=== RECORDS SUPPLIED ===
════

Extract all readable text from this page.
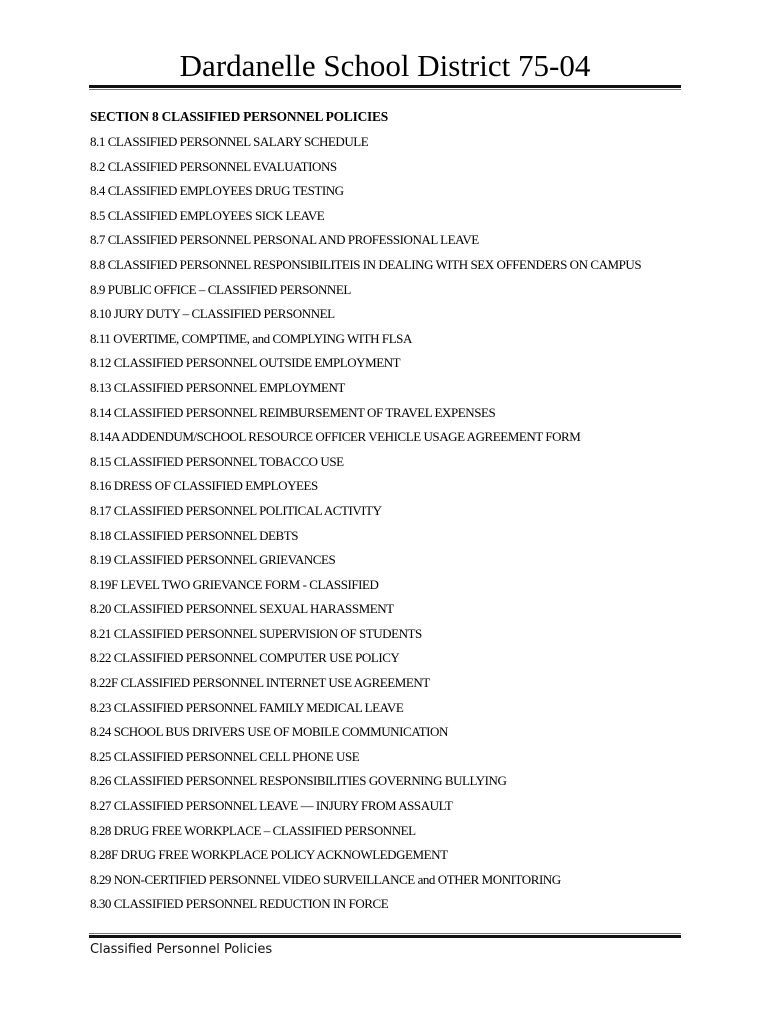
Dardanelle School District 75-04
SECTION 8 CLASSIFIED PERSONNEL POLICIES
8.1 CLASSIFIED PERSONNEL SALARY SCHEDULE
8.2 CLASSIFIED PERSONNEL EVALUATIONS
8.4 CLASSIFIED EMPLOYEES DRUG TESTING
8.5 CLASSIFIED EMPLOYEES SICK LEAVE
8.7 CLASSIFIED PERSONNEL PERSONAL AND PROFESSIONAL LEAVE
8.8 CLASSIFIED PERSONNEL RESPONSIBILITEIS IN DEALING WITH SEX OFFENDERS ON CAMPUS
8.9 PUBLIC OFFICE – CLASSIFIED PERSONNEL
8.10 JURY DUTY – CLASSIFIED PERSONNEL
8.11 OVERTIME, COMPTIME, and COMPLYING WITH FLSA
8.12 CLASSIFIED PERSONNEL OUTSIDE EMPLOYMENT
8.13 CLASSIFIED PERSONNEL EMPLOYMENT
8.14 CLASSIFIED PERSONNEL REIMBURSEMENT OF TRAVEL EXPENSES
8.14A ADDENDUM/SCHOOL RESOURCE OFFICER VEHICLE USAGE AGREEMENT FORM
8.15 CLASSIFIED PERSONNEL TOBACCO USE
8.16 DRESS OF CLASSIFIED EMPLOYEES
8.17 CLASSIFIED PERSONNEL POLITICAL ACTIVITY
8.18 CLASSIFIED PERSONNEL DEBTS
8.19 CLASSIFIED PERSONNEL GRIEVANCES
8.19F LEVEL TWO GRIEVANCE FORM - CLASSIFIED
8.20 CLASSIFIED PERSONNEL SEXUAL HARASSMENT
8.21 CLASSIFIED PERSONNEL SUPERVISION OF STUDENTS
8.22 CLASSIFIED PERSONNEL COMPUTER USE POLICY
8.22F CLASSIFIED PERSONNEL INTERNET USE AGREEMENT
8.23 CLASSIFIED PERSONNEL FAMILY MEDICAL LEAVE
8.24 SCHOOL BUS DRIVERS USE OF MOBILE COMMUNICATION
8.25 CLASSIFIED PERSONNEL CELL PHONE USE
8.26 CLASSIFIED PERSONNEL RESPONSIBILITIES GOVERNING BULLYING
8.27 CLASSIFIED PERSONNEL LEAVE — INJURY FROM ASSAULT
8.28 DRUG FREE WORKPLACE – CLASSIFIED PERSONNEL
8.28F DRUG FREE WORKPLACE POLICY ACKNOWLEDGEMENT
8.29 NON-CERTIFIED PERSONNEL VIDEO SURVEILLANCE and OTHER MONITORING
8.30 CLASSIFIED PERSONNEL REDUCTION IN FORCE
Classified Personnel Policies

════

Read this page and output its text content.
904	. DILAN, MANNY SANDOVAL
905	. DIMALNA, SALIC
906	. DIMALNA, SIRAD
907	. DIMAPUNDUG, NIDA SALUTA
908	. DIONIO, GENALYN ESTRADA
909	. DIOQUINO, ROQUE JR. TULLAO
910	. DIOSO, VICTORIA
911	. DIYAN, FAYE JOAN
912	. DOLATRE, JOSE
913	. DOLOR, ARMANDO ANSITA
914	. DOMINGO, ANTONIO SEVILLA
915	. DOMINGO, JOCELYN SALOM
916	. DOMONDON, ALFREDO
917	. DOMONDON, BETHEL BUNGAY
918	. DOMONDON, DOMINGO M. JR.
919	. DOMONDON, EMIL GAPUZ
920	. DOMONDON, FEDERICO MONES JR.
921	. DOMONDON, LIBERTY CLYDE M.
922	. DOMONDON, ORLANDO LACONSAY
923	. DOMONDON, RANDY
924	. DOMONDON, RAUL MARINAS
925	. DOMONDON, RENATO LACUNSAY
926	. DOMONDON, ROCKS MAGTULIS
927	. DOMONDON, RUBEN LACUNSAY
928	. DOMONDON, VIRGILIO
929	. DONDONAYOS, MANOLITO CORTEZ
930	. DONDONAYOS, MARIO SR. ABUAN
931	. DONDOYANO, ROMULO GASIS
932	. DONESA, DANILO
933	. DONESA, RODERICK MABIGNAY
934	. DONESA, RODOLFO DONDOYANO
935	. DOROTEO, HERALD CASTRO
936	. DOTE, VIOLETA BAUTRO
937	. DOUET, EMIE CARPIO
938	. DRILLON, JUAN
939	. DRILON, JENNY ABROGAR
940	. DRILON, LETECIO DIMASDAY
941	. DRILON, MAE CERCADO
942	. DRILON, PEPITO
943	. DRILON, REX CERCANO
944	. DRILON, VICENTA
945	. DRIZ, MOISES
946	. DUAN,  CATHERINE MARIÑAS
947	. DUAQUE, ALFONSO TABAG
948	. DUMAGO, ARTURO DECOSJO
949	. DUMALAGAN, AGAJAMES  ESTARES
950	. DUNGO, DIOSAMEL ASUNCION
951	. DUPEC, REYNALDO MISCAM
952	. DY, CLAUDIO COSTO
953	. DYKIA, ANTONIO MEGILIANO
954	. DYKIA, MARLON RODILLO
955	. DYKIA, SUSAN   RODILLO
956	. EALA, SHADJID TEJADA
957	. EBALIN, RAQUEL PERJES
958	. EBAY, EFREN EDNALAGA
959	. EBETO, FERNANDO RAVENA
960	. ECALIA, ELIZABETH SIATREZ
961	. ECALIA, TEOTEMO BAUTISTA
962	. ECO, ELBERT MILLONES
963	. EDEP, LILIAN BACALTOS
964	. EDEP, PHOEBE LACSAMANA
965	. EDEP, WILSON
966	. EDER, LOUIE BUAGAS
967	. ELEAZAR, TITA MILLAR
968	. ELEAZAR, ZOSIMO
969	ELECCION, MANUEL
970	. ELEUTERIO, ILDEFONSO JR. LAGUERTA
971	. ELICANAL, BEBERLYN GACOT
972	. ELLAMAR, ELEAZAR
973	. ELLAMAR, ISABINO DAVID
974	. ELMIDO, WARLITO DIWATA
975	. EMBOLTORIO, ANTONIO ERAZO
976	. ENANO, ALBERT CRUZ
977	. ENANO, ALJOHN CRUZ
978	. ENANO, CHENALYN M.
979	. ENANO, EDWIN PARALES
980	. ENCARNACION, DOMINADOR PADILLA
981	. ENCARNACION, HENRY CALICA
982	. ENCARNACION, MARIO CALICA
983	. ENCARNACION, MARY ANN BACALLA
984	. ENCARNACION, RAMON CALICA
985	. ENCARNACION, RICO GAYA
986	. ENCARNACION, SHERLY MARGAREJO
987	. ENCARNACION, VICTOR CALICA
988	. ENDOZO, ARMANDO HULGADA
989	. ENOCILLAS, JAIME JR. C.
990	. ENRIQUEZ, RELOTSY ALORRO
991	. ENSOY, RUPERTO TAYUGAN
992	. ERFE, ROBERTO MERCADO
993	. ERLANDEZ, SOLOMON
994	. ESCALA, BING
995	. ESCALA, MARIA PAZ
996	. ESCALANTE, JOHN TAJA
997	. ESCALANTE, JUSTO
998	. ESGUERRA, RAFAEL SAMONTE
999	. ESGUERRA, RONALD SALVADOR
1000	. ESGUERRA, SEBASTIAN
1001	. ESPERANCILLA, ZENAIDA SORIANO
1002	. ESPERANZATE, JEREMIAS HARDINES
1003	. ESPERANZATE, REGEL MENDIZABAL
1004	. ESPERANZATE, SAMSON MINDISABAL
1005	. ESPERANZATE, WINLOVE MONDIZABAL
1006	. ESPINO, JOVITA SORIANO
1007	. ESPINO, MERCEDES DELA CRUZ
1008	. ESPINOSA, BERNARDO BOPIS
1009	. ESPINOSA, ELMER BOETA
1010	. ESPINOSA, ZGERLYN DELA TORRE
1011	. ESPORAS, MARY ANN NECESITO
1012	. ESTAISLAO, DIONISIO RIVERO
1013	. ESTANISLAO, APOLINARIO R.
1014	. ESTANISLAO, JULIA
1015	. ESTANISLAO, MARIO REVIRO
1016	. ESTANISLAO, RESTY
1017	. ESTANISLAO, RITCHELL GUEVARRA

════

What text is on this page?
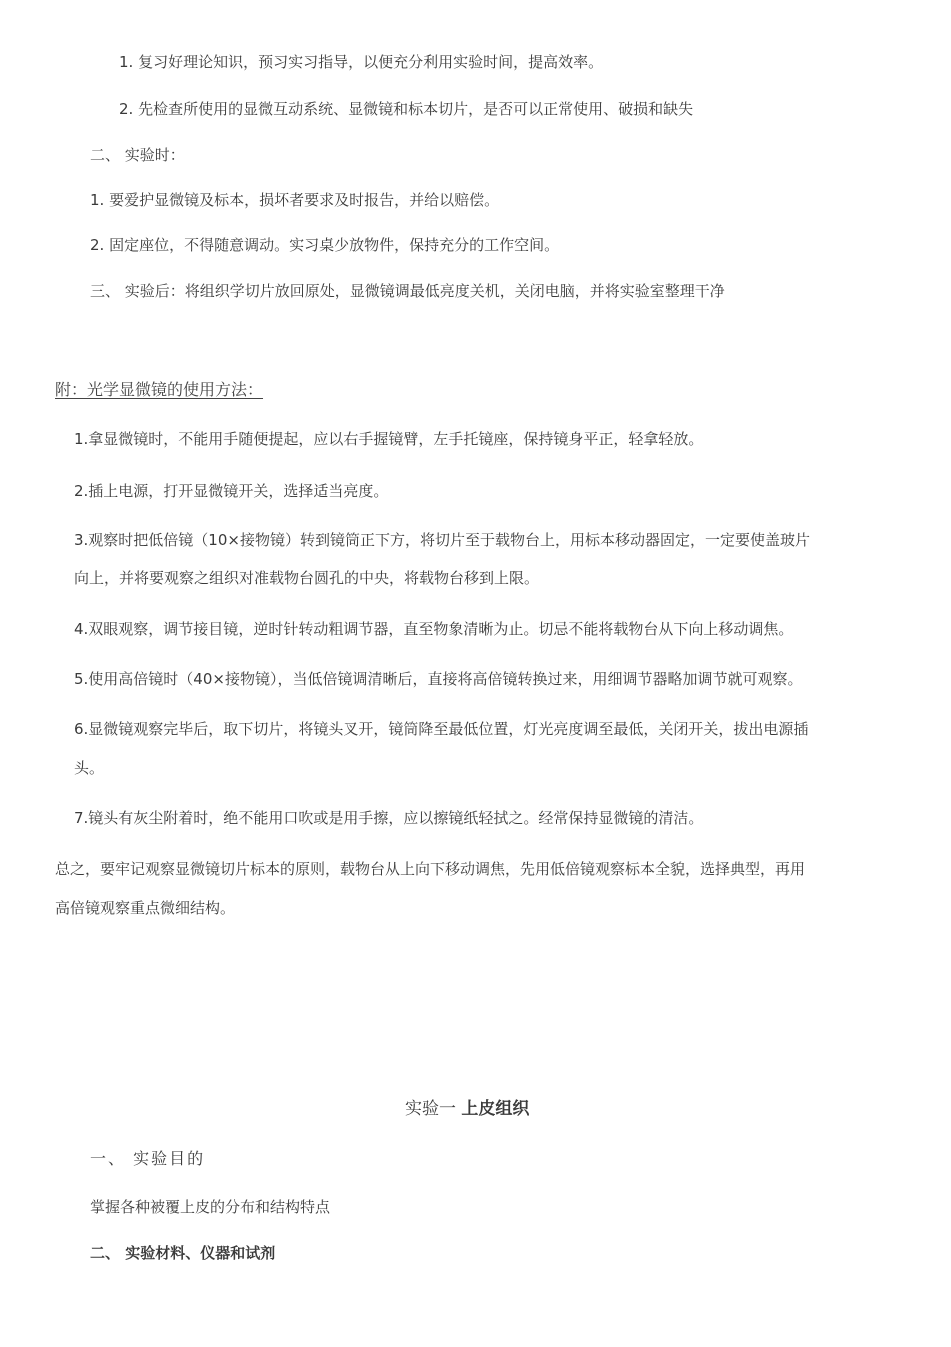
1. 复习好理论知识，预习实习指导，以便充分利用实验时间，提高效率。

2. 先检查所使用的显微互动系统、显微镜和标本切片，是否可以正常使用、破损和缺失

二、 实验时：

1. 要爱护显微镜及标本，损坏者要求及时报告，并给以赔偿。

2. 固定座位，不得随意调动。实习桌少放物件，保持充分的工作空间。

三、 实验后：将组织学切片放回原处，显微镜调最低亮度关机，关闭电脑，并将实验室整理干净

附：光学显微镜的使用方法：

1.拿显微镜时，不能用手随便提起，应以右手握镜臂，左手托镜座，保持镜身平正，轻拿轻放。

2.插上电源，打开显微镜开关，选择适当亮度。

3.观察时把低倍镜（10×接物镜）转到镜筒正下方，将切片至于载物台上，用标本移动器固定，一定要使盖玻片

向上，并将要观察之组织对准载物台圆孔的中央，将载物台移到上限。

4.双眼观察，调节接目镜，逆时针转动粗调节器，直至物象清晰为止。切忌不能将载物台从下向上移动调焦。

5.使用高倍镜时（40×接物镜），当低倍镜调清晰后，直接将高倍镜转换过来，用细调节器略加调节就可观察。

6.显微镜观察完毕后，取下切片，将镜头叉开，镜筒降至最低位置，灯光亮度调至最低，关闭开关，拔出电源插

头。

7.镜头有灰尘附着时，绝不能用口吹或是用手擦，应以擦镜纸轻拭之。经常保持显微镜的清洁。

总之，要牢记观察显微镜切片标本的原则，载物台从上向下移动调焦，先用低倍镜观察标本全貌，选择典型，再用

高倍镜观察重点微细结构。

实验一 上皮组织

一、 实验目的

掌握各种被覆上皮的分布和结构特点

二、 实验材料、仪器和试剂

════

=== GOAL ===
Which lines above hold the word "AGREEMENT"? Copy each of them.

=== THE OUTPUT ===
8.14A ADDENDUM/SCHOOL RESOURCE OFFICER VEHICLE USAGE AGREEMENT FORM
8.22F CLASSIFIED PERSONNEL INTERNET USE AGREEMENT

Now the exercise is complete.